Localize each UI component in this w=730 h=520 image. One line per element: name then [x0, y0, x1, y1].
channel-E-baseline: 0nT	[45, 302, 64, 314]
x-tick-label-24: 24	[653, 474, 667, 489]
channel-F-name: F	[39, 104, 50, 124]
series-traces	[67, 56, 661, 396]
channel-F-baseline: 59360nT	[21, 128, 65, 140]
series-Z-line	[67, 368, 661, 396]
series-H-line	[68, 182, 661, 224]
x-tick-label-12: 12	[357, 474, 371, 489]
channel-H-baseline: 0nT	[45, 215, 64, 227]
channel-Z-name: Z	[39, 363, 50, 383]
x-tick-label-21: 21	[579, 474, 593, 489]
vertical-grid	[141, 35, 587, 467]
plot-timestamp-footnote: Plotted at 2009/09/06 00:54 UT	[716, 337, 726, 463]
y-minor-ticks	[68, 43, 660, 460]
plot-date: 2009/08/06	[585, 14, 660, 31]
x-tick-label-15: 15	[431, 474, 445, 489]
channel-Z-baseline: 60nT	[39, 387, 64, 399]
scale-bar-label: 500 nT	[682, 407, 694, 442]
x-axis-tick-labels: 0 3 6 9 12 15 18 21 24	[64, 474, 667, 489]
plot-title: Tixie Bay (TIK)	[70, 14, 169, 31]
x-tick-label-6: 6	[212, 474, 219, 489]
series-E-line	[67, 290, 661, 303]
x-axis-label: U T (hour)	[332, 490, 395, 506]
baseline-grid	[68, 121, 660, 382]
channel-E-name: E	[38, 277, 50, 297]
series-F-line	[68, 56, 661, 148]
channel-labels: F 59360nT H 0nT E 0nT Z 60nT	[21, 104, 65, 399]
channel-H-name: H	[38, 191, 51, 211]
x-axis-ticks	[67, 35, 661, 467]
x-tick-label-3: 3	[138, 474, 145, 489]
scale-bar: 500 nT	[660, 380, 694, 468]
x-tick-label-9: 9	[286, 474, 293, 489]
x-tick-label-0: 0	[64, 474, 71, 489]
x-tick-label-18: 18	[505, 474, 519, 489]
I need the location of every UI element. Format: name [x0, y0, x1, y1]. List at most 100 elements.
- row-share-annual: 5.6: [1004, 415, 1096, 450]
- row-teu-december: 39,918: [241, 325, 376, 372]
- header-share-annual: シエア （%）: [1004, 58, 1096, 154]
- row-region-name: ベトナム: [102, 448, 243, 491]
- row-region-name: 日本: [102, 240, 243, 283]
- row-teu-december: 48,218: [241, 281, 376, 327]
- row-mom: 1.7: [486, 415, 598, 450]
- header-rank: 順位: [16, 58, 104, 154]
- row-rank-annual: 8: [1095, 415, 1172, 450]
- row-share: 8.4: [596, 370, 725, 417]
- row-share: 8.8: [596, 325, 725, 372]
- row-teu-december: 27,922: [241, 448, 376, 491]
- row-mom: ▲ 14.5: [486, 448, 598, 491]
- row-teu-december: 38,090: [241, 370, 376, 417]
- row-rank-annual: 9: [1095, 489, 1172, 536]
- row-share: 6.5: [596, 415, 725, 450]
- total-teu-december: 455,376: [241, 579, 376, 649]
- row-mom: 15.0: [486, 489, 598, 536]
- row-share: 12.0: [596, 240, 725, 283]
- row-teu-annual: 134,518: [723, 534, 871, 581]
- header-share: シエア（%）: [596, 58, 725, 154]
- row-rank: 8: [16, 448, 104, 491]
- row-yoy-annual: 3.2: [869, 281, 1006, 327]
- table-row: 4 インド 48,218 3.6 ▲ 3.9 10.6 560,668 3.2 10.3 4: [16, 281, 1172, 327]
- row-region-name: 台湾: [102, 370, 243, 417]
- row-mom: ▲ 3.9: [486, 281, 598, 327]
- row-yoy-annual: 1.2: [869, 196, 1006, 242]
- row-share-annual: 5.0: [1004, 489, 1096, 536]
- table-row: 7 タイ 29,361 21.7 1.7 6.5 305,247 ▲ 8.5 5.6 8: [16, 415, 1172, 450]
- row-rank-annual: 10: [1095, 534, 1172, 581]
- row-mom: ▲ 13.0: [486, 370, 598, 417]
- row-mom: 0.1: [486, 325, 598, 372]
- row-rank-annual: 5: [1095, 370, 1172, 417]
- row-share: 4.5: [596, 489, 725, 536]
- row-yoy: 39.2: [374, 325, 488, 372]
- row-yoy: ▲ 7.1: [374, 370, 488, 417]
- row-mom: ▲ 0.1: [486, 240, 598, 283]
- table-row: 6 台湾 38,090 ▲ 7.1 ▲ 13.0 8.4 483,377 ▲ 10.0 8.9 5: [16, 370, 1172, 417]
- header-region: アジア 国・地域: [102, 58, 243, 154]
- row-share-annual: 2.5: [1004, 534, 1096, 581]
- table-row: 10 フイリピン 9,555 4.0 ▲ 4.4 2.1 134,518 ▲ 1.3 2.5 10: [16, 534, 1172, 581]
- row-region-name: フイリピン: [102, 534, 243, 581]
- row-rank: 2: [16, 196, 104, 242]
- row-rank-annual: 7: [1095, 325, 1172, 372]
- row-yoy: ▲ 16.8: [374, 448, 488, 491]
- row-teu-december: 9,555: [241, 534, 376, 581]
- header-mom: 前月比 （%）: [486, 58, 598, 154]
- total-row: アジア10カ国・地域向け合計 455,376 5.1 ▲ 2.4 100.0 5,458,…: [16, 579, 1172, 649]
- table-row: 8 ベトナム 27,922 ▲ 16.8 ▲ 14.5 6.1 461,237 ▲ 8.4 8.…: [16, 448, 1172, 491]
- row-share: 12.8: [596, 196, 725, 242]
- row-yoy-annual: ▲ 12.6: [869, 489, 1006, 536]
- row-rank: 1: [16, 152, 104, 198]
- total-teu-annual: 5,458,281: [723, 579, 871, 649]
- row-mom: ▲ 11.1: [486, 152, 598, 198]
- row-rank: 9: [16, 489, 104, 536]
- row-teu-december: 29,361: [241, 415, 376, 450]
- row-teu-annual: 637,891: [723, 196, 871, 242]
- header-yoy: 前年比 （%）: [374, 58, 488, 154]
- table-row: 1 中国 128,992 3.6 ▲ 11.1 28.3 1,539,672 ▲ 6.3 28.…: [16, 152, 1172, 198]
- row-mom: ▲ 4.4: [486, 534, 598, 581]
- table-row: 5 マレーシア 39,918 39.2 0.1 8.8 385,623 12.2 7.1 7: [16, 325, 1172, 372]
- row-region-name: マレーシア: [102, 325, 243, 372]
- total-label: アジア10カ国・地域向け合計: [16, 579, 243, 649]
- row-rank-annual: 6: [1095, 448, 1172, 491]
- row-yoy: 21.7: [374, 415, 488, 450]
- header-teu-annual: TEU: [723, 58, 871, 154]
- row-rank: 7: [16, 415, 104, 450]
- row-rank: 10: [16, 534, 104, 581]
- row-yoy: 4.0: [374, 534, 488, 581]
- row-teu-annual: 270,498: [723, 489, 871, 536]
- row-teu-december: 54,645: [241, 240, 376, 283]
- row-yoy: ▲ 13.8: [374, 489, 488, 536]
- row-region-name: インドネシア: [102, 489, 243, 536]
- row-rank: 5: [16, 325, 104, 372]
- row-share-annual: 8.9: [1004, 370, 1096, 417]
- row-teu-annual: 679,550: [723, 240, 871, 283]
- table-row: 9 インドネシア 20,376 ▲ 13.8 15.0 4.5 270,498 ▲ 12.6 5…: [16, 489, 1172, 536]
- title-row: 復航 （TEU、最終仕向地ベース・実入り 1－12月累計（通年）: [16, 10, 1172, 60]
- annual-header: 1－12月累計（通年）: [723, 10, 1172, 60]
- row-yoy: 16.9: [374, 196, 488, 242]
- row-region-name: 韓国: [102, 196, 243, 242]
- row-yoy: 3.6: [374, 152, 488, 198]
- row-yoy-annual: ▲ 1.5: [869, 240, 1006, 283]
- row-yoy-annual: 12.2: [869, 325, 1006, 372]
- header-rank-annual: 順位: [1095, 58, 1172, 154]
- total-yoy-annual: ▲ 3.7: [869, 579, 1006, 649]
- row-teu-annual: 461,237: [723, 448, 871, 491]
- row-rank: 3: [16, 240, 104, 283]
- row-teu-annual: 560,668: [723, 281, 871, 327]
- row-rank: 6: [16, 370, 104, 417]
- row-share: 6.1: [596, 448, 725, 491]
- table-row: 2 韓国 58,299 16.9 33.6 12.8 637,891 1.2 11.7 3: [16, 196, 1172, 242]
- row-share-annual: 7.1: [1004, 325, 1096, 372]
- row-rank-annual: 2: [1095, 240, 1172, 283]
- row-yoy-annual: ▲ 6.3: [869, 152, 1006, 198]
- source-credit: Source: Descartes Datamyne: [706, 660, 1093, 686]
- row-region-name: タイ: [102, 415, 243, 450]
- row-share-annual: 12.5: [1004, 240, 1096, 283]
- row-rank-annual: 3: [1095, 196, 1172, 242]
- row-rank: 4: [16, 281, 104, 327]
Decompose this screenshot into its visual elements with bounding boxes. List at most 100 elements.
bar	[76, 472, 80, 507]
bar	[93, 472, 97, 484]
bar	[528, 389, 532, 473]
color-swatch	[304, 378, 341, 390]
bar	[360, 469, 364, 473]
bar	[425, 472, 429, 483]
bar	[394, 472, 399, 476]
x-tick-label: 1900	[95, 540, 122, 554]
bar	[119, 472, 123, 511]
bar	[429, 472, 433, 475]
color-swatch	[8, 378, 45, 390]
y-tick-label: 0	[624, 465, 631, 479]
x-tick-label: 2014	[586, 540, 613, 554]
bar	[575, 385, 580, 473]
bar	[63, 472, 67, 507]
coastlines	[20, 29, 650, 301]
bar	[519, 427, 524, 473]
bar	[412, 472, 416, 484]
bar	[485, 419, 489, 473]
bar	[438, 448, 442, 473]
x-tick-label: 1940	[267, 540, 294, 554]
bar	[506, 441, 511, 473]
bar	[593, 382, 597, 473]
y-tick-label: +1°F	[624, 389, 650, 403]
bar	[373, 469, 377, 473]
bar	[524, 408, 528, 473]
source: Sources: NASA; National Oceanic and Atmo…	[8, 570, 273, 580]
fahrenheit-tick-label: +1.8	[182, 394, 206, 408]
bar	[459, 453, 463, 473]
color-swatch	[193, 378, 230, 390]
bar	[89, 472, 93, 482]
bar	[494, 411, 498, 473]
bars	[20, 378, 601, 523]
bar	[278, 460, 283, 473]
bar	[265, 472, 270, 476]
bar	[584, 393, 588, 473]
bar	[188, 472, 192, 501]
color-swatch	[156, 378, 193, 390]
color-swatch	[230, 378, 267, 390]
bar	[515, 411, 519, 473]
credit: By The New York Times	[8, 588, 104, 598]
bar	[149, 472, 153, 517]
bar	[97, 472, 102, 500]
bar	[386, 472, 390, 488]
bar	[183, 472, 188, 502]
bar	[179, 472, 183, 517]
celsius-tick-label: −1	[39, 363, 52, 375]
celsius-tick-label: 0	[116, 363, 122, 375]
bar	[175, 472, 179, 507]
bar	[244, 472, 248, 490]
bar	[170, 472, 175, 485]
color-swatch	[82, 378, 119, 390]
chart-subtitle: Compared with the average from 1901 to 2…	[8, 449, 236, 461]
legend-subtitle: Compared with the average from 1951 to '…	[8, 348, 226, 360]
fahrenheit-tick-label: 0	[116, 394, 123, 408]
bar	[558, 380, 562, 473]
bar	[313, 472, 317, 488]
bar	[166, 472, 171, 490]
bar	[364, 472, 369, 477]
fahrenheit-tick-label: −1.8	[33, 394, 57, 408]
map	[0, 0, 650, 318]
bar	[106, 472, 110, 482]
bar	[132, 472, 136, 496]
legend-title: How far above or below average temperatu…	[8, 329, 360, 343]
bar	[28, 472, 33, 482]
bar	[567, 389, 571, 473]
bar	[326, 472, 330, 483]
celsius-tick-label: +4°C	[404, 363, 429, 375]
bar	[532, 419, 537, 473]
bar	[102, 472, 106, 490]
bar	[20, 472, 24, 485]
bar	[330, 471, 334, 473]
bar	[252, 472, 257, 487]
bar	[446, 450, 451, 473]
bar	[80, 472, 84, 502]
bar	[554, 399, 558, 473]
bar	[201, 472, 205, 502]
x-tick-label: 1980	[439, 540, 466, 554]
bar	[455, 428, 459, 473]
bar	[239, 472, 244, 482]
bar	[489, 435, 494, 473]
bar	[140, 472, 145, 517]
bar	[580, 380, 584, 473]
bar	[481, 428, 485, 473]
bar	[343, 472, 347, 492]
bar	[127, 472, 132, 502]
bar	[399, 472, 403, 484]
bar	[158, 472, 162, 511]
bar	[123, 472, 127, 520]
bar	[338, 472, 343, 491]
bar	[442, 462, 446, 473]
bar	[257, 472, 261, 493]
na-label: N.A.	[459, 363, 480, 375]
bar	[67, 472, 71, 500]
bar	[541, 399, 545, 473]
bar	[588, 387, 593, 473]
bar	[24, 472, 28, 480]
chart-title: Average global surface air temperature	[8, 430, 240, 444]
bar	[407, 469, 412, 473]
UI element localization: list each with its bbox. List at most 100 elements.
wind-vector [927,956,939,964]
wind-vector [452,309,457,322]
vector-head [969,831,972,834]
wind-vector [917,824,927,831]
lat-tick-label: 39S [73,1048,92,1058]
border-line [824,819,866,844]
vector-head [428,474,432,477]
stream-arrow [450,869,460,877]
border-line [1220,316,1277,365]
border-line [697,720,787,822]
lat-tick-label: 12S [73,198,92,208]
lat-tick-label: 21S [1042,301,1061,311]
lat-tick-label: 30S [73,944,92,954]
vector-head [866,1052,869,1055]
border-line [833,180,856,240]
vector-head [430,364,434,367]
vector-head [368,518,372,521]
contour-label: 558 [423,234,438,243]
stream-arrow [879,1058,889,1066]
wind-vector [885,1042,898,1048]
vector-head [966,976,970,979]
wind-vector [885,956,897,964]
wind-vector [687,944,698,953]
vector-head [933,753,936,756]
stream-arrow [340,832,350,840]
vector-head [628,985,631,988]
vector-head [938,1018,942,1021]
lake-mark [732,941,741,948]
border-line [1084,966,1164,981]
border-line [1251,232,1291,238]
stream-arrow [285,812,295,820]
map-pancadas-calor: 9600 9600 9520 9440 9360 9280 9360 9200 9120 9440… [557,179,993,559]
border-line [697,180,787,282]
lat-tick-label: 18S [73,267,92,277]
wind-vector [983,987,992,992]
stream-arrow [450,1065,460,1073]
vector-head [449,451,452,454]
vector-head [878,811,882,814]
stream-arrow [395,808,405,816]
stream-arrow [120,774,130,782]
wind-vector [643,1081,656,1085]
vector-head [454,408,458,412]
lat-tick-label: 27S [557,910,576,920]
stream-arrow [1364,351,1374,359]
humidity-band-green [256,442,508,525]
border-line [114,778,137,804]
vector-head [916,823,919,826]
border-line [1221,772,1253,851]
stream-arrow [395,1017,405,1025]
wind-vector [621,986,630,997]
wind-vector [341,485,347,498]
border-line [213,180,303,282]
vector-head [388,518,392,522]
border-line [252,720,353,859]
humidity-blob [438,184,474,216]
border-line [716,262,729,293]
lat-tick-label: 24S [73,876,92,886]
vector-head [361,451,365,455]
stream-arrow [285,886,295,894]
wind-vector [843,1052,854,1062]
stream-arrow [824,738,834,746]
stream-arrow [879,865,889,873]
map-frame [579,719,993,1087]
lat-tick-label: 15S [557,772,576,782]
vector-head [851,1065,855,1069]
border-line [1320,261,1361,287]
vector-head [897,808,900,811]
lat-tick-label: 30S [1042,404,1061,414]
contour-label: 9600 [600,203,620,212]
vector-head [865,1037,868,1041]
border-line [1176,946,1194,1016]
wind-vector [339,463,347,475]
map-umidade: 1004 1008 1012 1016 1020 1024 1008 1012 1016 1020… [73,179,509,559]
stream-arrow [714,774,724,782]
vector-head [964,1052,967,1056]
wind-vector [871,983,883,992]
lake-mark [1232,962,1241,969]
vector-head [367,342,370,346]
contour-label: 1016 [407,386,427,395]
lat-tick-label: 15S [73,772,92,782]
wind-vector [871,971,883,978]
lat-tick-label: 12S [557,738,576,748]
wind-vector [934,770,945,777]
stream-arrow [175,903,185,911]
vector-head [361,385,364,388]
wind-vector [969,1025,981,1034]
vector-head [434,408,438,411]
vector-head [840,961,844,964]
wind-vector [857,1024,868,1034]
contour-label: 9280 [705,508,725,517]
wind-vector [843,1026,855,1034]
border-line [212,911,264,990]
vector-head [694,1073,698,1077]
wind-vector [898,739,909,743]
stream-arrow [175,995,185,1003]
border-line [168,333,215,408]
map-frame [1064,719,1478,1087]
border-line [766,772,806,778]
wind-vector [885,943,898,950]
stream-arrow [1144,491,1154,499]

+++

## Exercise objective
How many of the lines above contain the string "color"? Matching is case-sensitive, and the answer should be the number alone.

## Written solution
6